• [What is needed]
Each line below should be retyped exactly, with no pictures.

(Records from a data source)
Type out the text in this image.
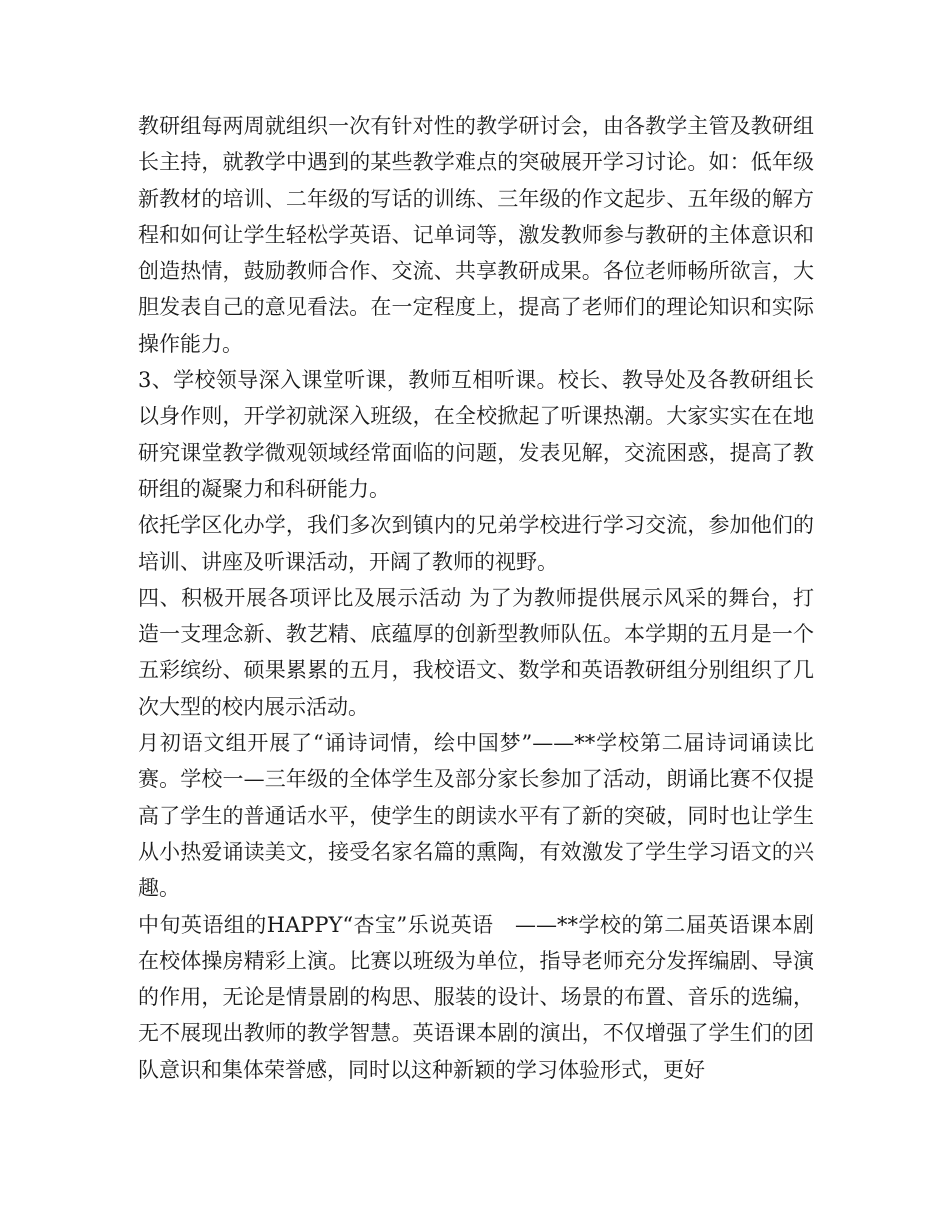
教研组每两周就组织一次有针对性的教学研讨会，由各教学主管及教研组长主持，就教学中遇到的某些教学难点的突破展开学习讨论。如：低年级新教材的培训、二年级的写话的训练、三年级的作文起步、五年级的解方程和如何让学生轻松学英语、记单词等，激发教师参与教研的主体意识和创造热情，鼓励教师合作、交流、共享教研成果。各位老师畅所欲言，大胆发表自己的意见看法。在一定程度上，提高了老师们的理论知识和实际操作能力。

3、学校领导深入课堂听课，教师互相听课。校长、教导处及各教研组长以身作则，开学初就深入班级，在全校掀起了听课热潮。大家实实在在地研究课堂教学微观领域经常面临的问题，发表见解，交流困惑，提高了教研组的凝聚力和科研能力。

依托学区化办学，我们多次到镇内的兄弟学校进行学习交流，参加他们的培训、讲座及听课活动，开阔了教师的视野。

四、积极开展各项评比及展示活动 为了为教师提供展示风采的舞台，打造一支理念新、教艺精、底蕴厚的创新型教师队伍。本学期的五月是一个五彩缤纷、硕果累累的五月，我校语文、数学和英语教研组分别组织了几次大型的校内展示活动。

月初语文组开展了“诵诗词情，绘中国梦”——**学校第二届诗词诵读比赛。学校一—三年级的全体学生及部分家长参加了活动，朗诵比赛不仅提高了学生的普通话水平，使学生的朗读水平有了新的突破，同时也让学生从小热爱诵读美文，接受名家名篇的熏陶，有效激发了学生学习语文的兴趣。

中旬英语组的HAPPY“杏宝”乐说英语　——**学校的第二届英语课本剧在校体操房精彩上演。比赛以班级为单位，指导老师充分发挥编剧、导演的作用，无论是情景剧的构思、服装的设计、场景的布置、音乐的选编，无不展现出教师的教学智慧。英语课本剧的演出，不仅增强了学生们的团队意识和集体荣誉感，同时以这种新颖的学习体验形式，更好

• [Correct answer]
Type out the text in this image.
教研组每两周就组织一次有针对性的教学研讨会，由各教学主管及教研组长主持，就教学中遇到的某些教学难点的突破展开学习讨论。如：低年级新教材的培训、二年级的写话的训练、三年级的作文起步、五年级的解方程和如何让学生轻松学英语、记单词等，激发教师参与教研的主体意识和创造热情，鼓励教师合作、交流、共享教研成果。各位老师畅所欲言，大胆发表自己的意见看法。在一定程度上，提高了老师们的理论知识和实际操作能力。

3、学校领导深入课堂听课，教师互相听课。校长、教导处及各教研组长以身作则，开学初就深入班级，在全校掀起了听课热潮。大家实实在在地研究课堂教学微观领域经常面临的问题，发表见解，交流困惑，提高了教研组的凝聚力和科研能力。

依托学区化办学，我们多次到镇内的兄弟学校进行学习交流，参加他们的培训、讲座及听课活动，开阔了教师的视野。

四、积极开展各项评比及展示活动 为了为教师提供展示风采的舞台，打造一支理念新、教艺精、底蕴厚的创新型教师队伍。本学期的五月是一个五彩缤纷、硕果累累的五月，我校语文、数学和英语教研组分别组织了几次大型的校内展示活动。

月初语文组开展了“诵诗词情，绘中国梦”——**学校第二届诗词诵读比赛。学校一—三年级的全体学生及部分家长参加了活动，朗诵比赛不仅提高了学生的普通话水平，使学生的朗读水平有了新的突破，同时也让学生从小热爱诵读美文，接受名家名篇的熏陶，有效激发了学生学习语文的兴趣。

中旬英语组的HAPPY“杏宝”乐说英语　——**学校的第二届英语课本剧在校体操房精彩上演。比赛以班级为单位，指导老师充分发挥编剧、导演的作用，无论是情景剧的构思、服装的设计、场景的布置、音乐的选编，无不展现出教师的教学智慧。英语课本剧的演出，不仅增强了学生们的团队意识和集体荣誉感，同时以这种新颖的学习体验形式，更好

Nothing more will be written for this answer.